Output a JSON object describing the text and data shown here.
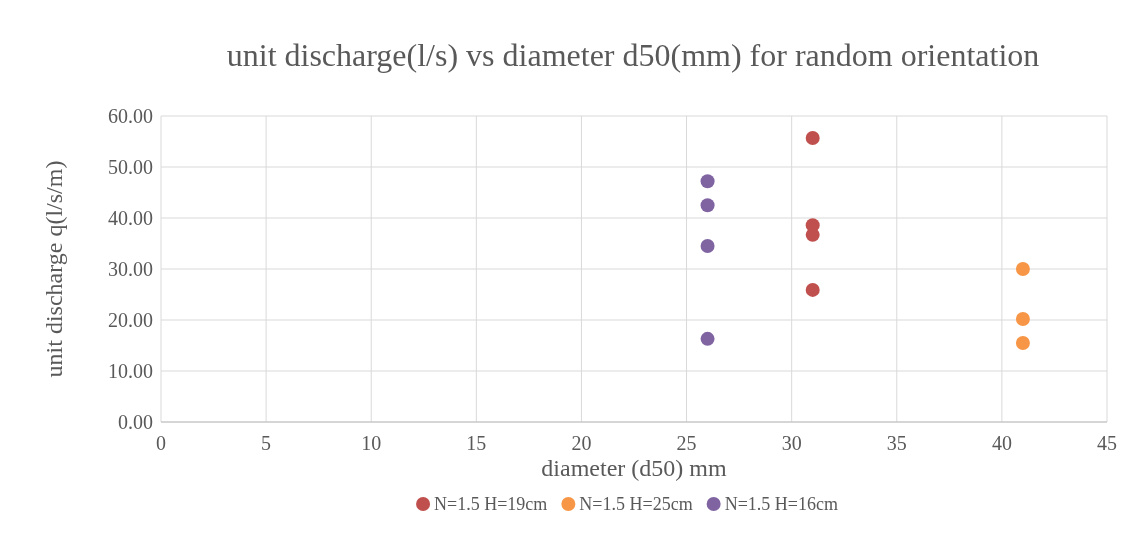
{
  "chart_data": {
    "type": "scatter",
    "title": "unit discharge(l/s) vs diameter d50(mm) for random orientation",
    "xlabel": "diameter (d50) mm",
    "ylabel": "unit discharge q(l/s/m)",
    "xlim": [
      0,
      45
    ],
    "xticks": [
      0,
      5,
      10,
      15,
      20,
      25,
      30,
      35,
      40,
      45
    ],
    "ylim": [
      0,
      60
    ],
    "yticks": [
      {
        "value": 0,
        "label": "0.00"
      },
      {
        "value": 10,
        "label": "10.00"
      },
      {
        "value": 20,
        "label": "20.00"
      },
      {
        "value": 30,
        "label": "30.00"
      },
      {
        "value": 40,
        "label": "40.00"
      },
      {
        "value": 50,
        "label": "50.00"
      },
      {
        "value": 60,
        "label": "60.00"
      }
    ],
    "grid": true,
    "legend": "bottom",
    "marker": "circle",
    "series": [
      {
        "name": "N=1.5 H=19cm",
        "color": "#c0504d",
        "x": [
          31,
          31,
          31,
          31
        ],
        "values": [
          55.7,
          38.6,
          36.7,
          25.9
        ]
      },
      {
        "name": "N=1.5 H=25cm",
        "color": "#f79646",
        "x": [
          41,
          41,
          41
        ],
        "values": [
          30.0,
          20.2,
          15.5
        ]
      },
      {
        "name": "N=1.5 H=16cm",
        "color": "#8064a2",
        "x": [
          26,
          26,
          26,
          26
        ],
        "values": [
          47.2,
          42.5,
          34.5,
          16.3
        ]
      }
    ]
  }
}
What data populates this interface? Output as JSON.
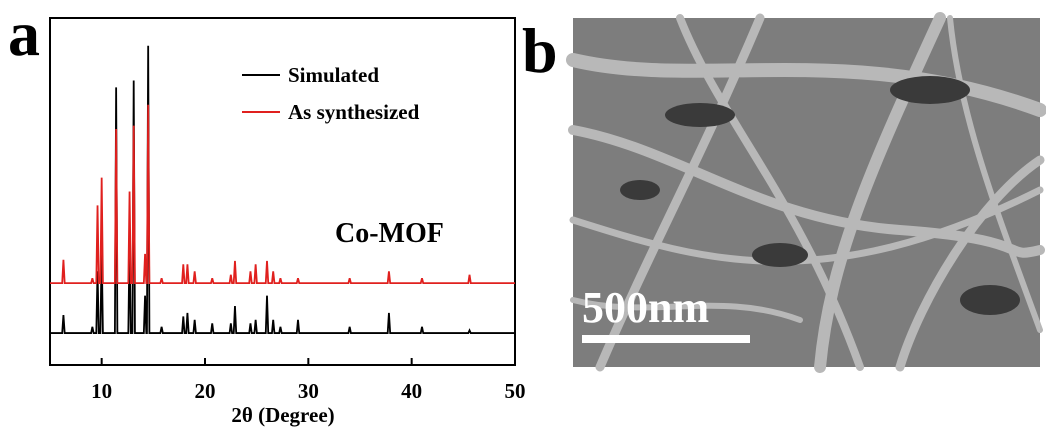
{
  "panel_labels": [
    "a",
    "b"
  ],
  "scale_bar": "500nm",
  "chart_data": {
    "type": "line",
    "xlabel": "2θ (Degree)",
    "annotation": "Co-MOF",
    "legend": "top-right",
    "xlim": [
      5,
      50
    ],
    "xticks": [
      10,
      20,
      30,
      40,
      50
    ],
    "ylim": [
      0,
      100
    ],
    "x": [
      5,
      6.18,
      6.3,
      6.42,
      8.98,
      9.1,
      9.22,
      9.48,
      9.6,
      9.72,
      9.88,
      10.0,
      10.12,
      11.28,
      11.4,
      11.52,
      12.58,
      12.7,
      12.82,
      12.98,
      13.1,
      13.22,
      14.08,
      14.2,
      14.32,
      14.38,
      14.5,
      14.62,
      15.68,
      15.8,
      15.92,
      17.78,
      17.9,
      18.02,
      18.18,
      18.3,
      18.42,
      18.88,
      19.0,
      19.12,
      20.58,
      20.7,
      20.82,
      22.38,
      22.5,
      22.62,
      22.78,
      22.9,
      23.02,
      24.28,
      24.4,
      24.52,
      24.78,
      24.9,
      25.02,
      25.88,
      26.0,
      26.12,
      26.48,
      26.6,
      26.72,
      27.18,
      27.3,
      27.42,
      28.88,
      29.0,
      29.12,
      33.88,
      34.0,
      34.12,
      37.68,
      37.8,
      37.92,
      40.88,
      41.0,
      41.12,
      45.48,
      45.6,
      45.72,
      50
    ],
    "series": [
      {
        "name": "Simulated",
        "color": "#000000",
        "values": [
          9.2,
          9.2,
          14.4,
          9.2,
          9.2,
          11,
          9.2,
          9.2,
          27,
          9.2,
          9.2,
          34,
          9.2,
          9.2,
          80,
          9.2,
          9.2,
          36,
          9.2,
          9.2,
          82,
          9.2,
          9.2,
          20,
          9.2,
          9.2,
          92,
          9.2,
          9.2,
          11,
          9.2,
          9.2,
          14,
          9.2,
          9.2,
          15,
          9.2,
          9.2,
          13,
          9.2,
          9.2,
          12,
          9.2,
          9.2,
          12,
          9.2,
          9.2,
          17,
          9.2,
          9.2,
          12,
          9.2,
          9.2,
          13,
          9.2,
          9.2,
          20,
          9.2,
          9.2,
          13,
          9.2,
          9.2,
          11,
          9.2,
          9.2,
          13,
          9.2,
          9.2,
          11,
          9.2,
          9.2,
          15,
          9.2,
          9.2,
          11,
          9.2,
          9.2,
          10,
          9.2,
          9.2
        ]
      },
      {
        "name": "As synthesized",
        "color": "#e0201e",
        "values": [
          23.6,
          23.6,
          30.3,
          23.6,
          23.6,
          25,
          23.6,
          23.6,
          46,
          23.6,
          23.6,
          54,
          23.6,
          23.6,
          68,
          23.6,
          23.6,
          50,
          23.6,
          23.6,
          69,
          23.6,
          23.6,
          32,
          23.6,
          23.6,
          75,
          23.6,
          23.6,
          25,
          23.6,
          23.6,
          29,
          23.6,
          23.6,
          29,
          23.6,
          23.6,
          27,
          23.6,
          23.6,
          25,
          23.6,
          23.6,
          26,
          23.6,
          23.6,
          30,
          23.6,
          23.6,
          27,
          23.6,
          23.6,
          29,
          23.6,
          23.6,
          30,
          23.6,
          23.6,
          27,
          23.6,
          23.6,
          25,
          23.6,
          23.6,
          25,
          23.6,
          23.6,
          25,
          23.6,
          23.6,
          27,
          23.6,
          23.6,
          25,
          23.6,
          23.6,
          26,
          23.6,
          23.6
        ]
      }
    ]
  }
}
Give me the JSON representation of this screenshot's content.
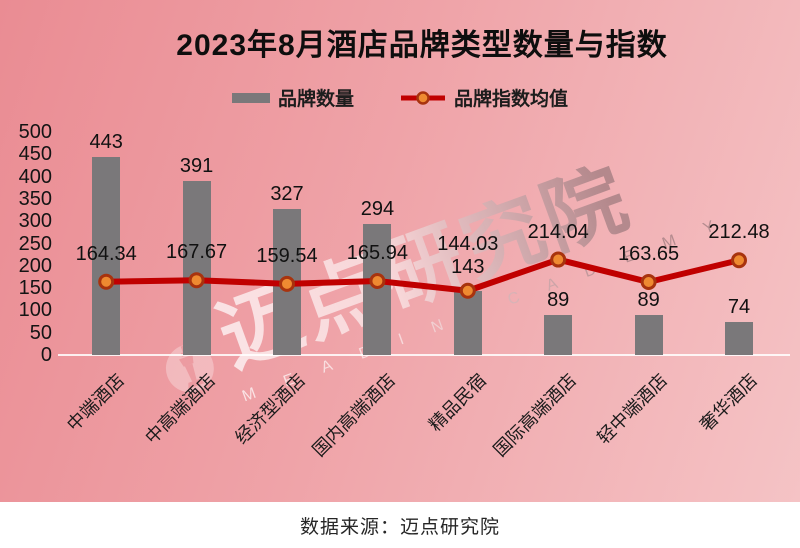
{
  "title": "2023年8月酒店品牌类型数量与指数",
  "legend": {
    "bars_label": "品牌数量",
    "line_label": "品牌指数均值"
  },
  "watermark": {
    "cn": "迈点研究院",
    "en": "M E A D I N   A C A D E M Y"
  },
  "footer": {
    "source": "数据来源：迈点研究院"
  },
  "colors": {
    "bar": "#7a787a",
    "line": "#c00000",
    "marker_fill": "#ee8a31",
    "marker_stroke": "#a8330e",
    "bg_from": "#ea8c93",
    "bg_to": "#f5c4c6",
    "label": "#111111"
  },
  "chart_data": {
    "type": "bar",
    "combo": "bar+line",
    "categories": [
      "中端酒店",
      "中高端酒店",
      "经济型酒店",
      "国内高端酒店",
      "精品民宿",
      "国际高端酒店",
      "轻中端酒店",
      "奢华酒店"
    ],
    "series": [
      {
        "name": "品牌数量",
        "type": "bar",
        "values": [
          443,
          391,
          327,
          294,
          143,
          89,
          89,
          74
        ]
      },
      {
        "name": "品牌指数均值",
        "type": "line",
        "values": [
          164.34,
          167.67,
          159.54,
          165.94,
          144.03,
          214.04,
          163.65,
          212.48
        ]
      }
    ],
    "title": "2023年8月酒店品牌类型数量与指数",
    "xlabel": "",
    "ylabel": "",
    "ylim": [
      0,
      500
    ],
    "yticks": [
      0,
      50,
      100,
      150,
      200,
      250,
      300,
      350,
      400,
      450,
      500
    ],
    "grid": false,
    "legend_position": "top"
  }
}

■ ■ ■ ■ ■

Retype the whole listing exactly and leave the pictures out.

#### Task answer:
Output a JSON object describing the text and data shown here.
{
  "chart_data": {
    "type": "scatter",
    "title": "unit discharge(l/s) vs diameter d50(mm) for random orientation",
    "xlabel": "diameter (d50) mm",
    "ylabel": "unit discharge q(l/s/m)",
    "xlim": [
      0,
      45
    ],
    "xticks": [
      0,
      5,
      10,
      15,
      20,
      25,
      30,
      35,
      40,
      45
    ],
    "ylim": [
      0,
      60
    ],
    "yticks": [
      {
        "value": 0,
        "label": "0.00"
      },
      {
        "value": 10,
        "label": "10.00"
      },
      {
        "value": 20,
        "label": "20.00"
      },
      {
        "value": 30,
        "label": "30.00"
      },
      {
        "value": 40,
        "label": "40.00"
      },
      {
        "value": 50,
        "label": "50.00"
      },
      {
        "value": 60,
        "label": "60.00"
      }
    ],
    "grid": true,
    "legend": "bottom",
    "marker": "circle",
    "series": [
      {
        "name": "N=1.5 H=19cm",
        "color": "#c0504d",
        "x": [
          31,
          31,
          31,
          31
        ],
        "values": [
          55.7,
          38.6,
          36.7,
          25.9
        ]
      },
      {
        "name": "N=1.5 H=25cm",
        "color": "#f79646",
        "x": [
          41,
          41,
          41
        ],
        "values": [
          30.0,
          20.2,
          15.5
        ]
      },
      {
        "name": "N=1.5 H=16cm",
        "color": "#8064a2",
        "x": [
          26,
          26,
          26,
          26
        ],
        "values": [
          47.2,
          42.5,
          34.5,
          16.3
        ]
      }
    ]
  }
}
What data populates this interface? Output as JSON.
{
  "panel_labels": [
    "a",
    "b"
  ],
  "scale_bar": "500nm",
  "chart_data": {
    "type": "line",
    "xlabel": "2θ (Degree)",
    "annotation": "Co-MOF",
    "legend": "top-right",
    "xlim": [
      5,
      50
    ],
    "xticks": [
      10,
      20,
      30,
      40,
      50
    ],
    "ylim": [
      0,
      100
    ],
    "x": [
      5,
      6.18,
      6.3,
      6.42,
      8.98,
      9.1,
      9.22,
      9.48,
      9.6,
      9.72,
      9.88,
      10.0,
      10.12,
      11.28,
      11.4,
      11.52,
      12.58,
      12.7,
      12.82,
      12.98,
      13.1,
      13.22,
      14.08,
      14.2,
      14.32,
      14.38,
      14.5,
      14.62,
      15.68,
      15.8,
      15.92,
      17.78,
      17.9,
      18.02,
      18.18,
      18.3,
      18.42,
      18.88,
      19.0,
      19.12,
      20.58,
      20.7,
      20.82,
      22.38,
      22.5,
      22.62,
      22.78,
      22.9,
      23.02,
      24.28,
      24.4,
      24.52,
      24.78,
      24.9,
      25.02,
      25.88,
      26.0,
      26.12,
      26.48,
      26.6,
      26.72,
      27.18,
      27.3,
      27.42,
      28.88,
      29.0,
      29.12,
      33.88,
      34.0,
      34.12,
      37.68,
      37.8,
      37.92,
      40.88,
      41.0,
      41.12,
      45.48,
      45.6,
      45.72,
      50
    ],
    "series": [
      {
        "name": "Simulated",
        "color": "#000000",
        "values": [
          9.2,
          9.2,
          14.4,
          9.2,
          9.2,
          11,
          9.2,
          9.2,
          27,
          9.2,
          9.2,
          34,
          9.2,
          9.2,
          80,
          9.2,
          9.2,
          36,
          9.2,
          9.2,
          82,
          9.2,
          9.2,
          20,
          9.2,
          9.2,
          92,
          9.2,
          9.2,
          11,
          9.2,
          9.2,
          14,
          9.2,
          9.2,
          15,
          9.2,
          9.2,
          13,
          9.2,
          9.2,
          12,
          9.2,
          9.2,
          12,
          9.2,
          9.2,
          17,
          9.2,
          9.2,
          12,
          9.2,
          9.2,
          13,
          9.2,
          9.2,
          20,
          9.2,
          9.2,
          13,
          9.2,
          9.2,
          11,
          9.2,
          9.2,
          13,
          9.2,
          9.2,
          11,
          9.2,
          9.2,
          15,
          9.2,
          9.2,
          11,
          9.2,
          9.2,
          10,
          9.2,
          9.2
        ]
      },
      {
        "name": "As synthesized",
        "color": "#e0201e",
        "values": [
          23.6,
          23.6,
          30.3,
          23.6,
          23.6,
          25,
          23.6,
          23.6,
          46,
          23.6,
          23.6,
          54,
          23.6,
          23.6,
          68,
          23.6,
          23.6,
          50,
          23.6,
          23.6,
          69,
          23.6,
          23.6,
          32,
          23.6,
          23.6,
          75,
          23.6,
          23.6,
          25,
          23.6,
          23.6,
          29,
          23.6,
          23.6,
          29,
          23.6,
          23.6,
          27,
          23.6,
          23.6,
          25,
          23.6,
          23.6,
          26,
          23.6,
          23.6,
          30,
          23.6,
          23.6,
          27,
          23.6,
          23.6,
          29,
          23.6,
          23.6,
          30,
          23.6,
          23.6,
          27,
          23.6,
          23.6,
          25,
          23.6,
          23.6,
          25,
          23.6,
          23.6,
          25,
          23.6,
          23.6,
          27,
          23.6,
          23.6,
          25,
          23.6,
          23.6,
          26,
          23.6,
          23.6
        ]
      }
    ]
  }
}
Give me the JSON representation of this screenshot's content.
{
  "title": "2023年8月酒店品牌类型数量与指数",
  "legend": {
    "bars_label": "品牌数量",
    "line_label": "品牌指数均值"
  },
  "watermark": {
    "cn": "迈点研究院",
    "en": "M E A D I N   A C A D E M Y"
  },
  "footer": {
    "source": "数据来源：迈点研究院"
  },
  "colors": {
    "bar": "#7a787a",
    "line": "#c00000",
    "marker_fill": "#ee8a31",
    "marker_stroke": "#a8330e",
    "bg_from": "#ea8c93",
    "bg_to": "#f5c4c6",
    "label": "#111111"
  },
  "chart_data": {
    "type": "bar",
    "combo": "bar+line",
    "categories": [
      "中端酒店",
      "中高端酒店",
      "经济型酒店",
      "国内高端酒店",
      "精品民宿",
      "国际高端酒店",
      "轻中端酒店",
      "奢华酒店"
    ],
    "series": [
      {
        "name": "品牌数量",
        "type": "bar",
        "values": [
          443,
          391,
          327,
          294,
          143,
          89,
          89,
          74
        ]
      },
      {
        "name": "品牌指数均值",
        "type": "line",
        "values": [
          164.34,
          167.67,
          159.54,
          165.94,
          144.03,
          214.04,
          163.65,
          212.48
        ]
      }
    ],
    "title": "2023年8月酒店品牌类型数量与指数",
    "xlabel": "",
    "ylabel": "",
    "ylim": [
      0,
      500
    ],
    "yticks": [
      0,
      50,
      100,
      150,
      200,
      250,
      300,
      350,
      400,
      450,
      500
    ],
    "grid": false,
    "legend_position": "top"
  }
}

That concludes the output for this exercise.